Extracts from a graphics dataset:

+===+

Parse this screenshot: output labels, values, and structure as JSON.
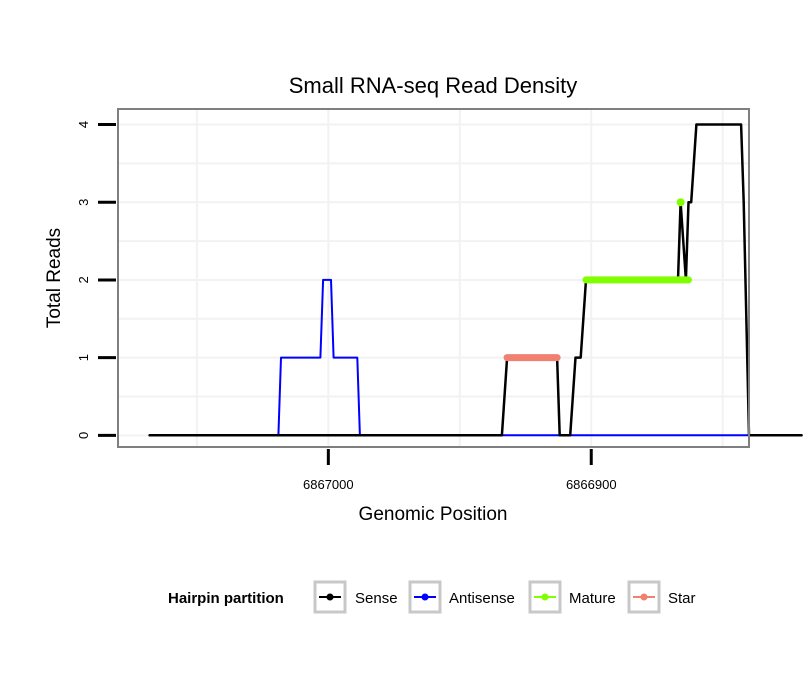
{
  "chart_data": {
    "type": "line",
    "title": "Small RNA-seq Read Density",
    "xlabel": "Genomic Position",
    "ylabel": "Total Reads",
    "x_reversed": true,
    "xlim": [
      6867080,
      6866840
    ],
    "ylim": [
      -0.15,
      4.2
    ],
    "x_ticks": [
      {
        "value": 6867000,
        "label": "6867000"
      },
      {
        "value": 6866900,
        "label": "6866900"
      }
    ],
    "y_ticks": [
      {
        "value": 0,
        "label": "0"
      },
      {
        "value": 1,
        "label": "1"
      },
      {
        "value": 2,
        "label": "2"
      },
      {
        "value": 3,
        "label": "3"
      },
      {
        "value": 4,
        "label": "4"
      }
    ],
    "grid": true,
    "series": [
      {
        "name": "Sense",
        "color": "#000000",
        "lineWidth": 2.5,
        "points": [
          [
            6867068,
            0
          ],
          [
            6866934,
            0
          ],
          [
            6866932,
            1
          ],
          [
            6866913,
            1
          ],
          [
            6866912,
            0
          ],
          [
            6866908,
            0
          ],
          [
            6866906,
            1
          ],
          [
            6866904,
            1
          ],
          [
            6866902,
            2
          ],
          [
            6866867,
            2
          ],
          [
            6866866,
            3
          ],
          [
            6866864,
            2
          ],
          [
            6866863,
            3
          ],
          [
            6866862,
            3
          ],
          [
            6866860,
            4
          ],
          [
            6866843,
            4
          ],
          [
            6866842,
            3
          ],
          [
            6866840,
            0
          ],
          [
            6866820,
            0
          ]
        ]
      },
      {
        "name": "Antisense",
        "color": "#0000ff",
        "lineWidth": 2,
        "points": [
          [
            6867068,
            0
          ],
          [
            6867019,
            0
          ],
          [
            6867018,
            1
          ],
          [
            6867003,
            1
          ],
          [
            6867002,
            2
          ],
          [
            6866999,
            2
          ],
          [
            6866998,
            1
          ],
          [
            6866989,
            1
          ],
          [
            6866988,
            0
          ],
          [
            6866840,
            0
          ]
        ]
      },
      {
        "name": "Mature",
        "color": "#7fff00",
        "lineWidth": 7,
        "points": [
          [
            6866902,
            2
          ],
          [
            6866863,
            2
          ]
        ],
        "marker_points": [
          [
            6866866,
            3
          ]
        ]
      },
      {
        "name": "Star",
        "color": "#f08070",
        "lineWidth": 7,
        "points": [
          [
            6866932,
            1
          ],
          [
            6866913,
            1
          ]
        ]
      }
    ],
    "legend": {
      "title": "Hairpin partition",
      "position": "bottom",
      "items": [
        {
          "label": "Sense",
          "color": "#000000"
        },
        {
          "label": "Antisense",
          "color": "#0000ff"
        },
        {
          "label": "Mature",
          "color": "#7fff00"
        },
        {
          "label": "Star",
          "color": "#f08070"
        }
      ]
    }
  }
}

+===+

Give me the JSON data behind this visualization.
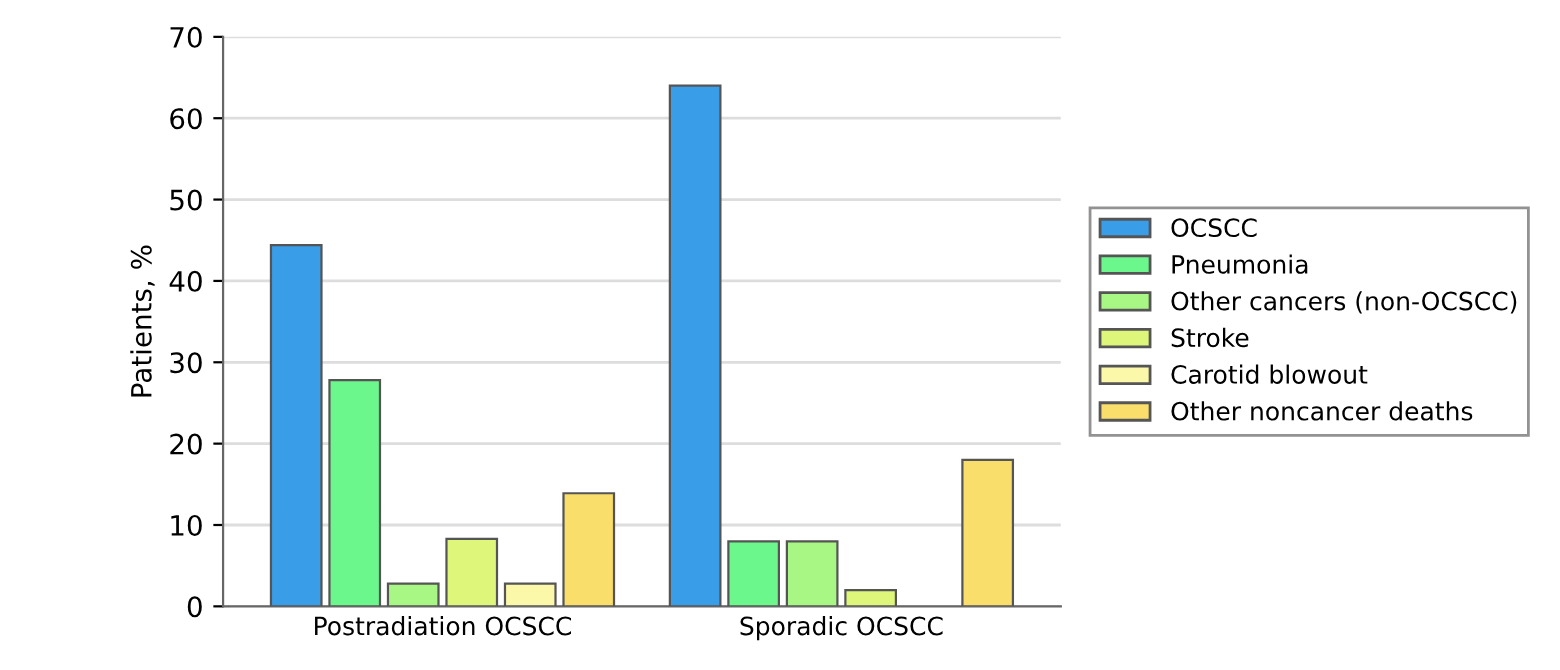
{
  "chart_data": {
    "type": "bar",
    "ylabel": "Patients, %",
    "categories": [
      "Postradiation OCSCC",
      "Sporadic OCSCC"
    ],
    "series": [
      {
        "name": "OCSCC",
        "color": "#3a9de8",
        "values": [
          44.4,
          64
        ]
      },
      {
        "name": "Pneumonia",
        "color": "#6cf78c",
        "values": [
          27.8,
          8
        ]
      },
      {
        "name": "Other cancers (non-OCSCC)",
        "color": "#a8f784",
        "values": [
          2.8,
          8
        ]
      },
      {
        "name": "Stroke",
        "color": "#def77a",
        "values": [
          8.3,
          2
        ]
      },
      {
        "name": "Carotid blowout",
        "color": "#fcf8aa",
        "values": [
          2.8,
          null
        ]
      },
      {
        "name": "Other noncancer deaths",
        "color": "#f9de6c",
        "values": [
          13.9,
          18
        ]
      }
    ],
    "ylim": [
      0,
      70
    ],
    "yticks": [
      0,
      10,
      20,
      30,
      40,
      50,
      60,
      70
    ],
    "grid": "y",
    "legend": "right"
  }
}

+===+

Exercise prompt:
Among the entries, count the lines that hold "ylabel". Reply with the count only.

Solution to this problem:
2